# Stated problem
Using the data beneath, show every line that includes the word "千里稻花应秀色".

--- begin Entries shown ---

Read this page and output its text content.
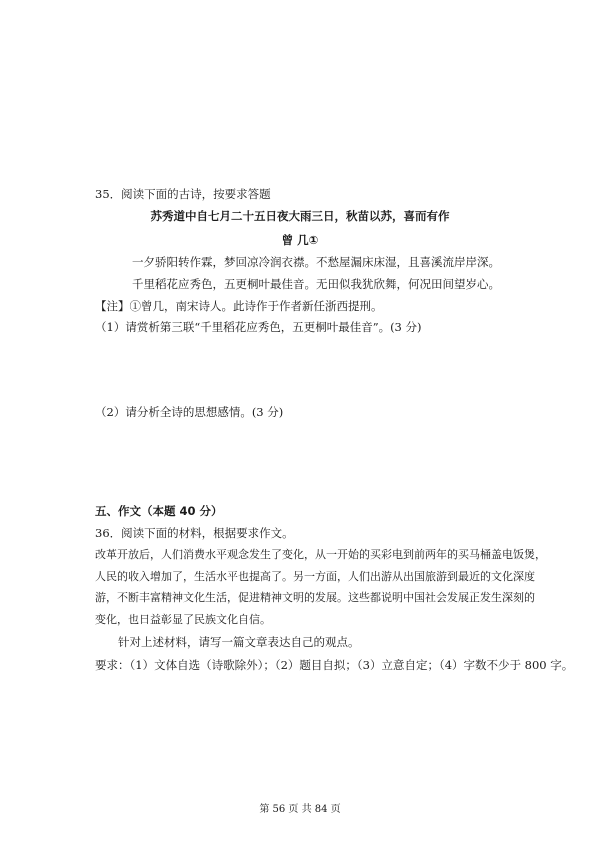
35．阅读下面的古诗，按要求答题
苏秀道中自七月二十五日夜大雨三日，秋苗以苏，喜而有作
曾 几①
一夕骄阳转作霖，梦回凉冷润衣襟。不愁屋漏床床湿，且喜溪流岸岸深。
千里稻花应秀色，五更桐叶最佳音。无田似我犹欣舞，何况田间望岁心。
【注】①曾几，南宋诗人。此诗作于作者新任浙西提刑。
（1）请赏析第三联“千里稻花应秀色，五更桐叶最佳音”。(3 分)
（2）请分析全诗的思想感情。(3 分)
五、作文（本题 40 分）
36．阅读下面的材料，根据要求作文。
改革开放后，人们消费水平观念发生了变化，从一开始的买彩电到前两年的买马桶盖电饭煲，
人民的收入增加了，生活水平也提高了。另一方面，人们出游从出国旅游到最近的文化深度
游，不断丰富精神文化生活，促进精神文明的发展。这些都说明中国社会发展正发生深刻的
变化，也日益彰显了民族文化自信。
针对上述材料，请写一篇文章表达自己的观点。
要求：（1）文体自选（诗歌除外）；（2）题目自拟；（3）立意自定；（4）字数不少于 800 字。
第 56 页 共 84 页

--- end Entries shown ---

# Result of this exercise
千里稻花应秀色，五更桐叶最佳音。无田似我犹欣舞，何况田间望岁心。
（1）请赏析第三联“千里稻花应秀色，五更桐叶最佳音”。(3 分)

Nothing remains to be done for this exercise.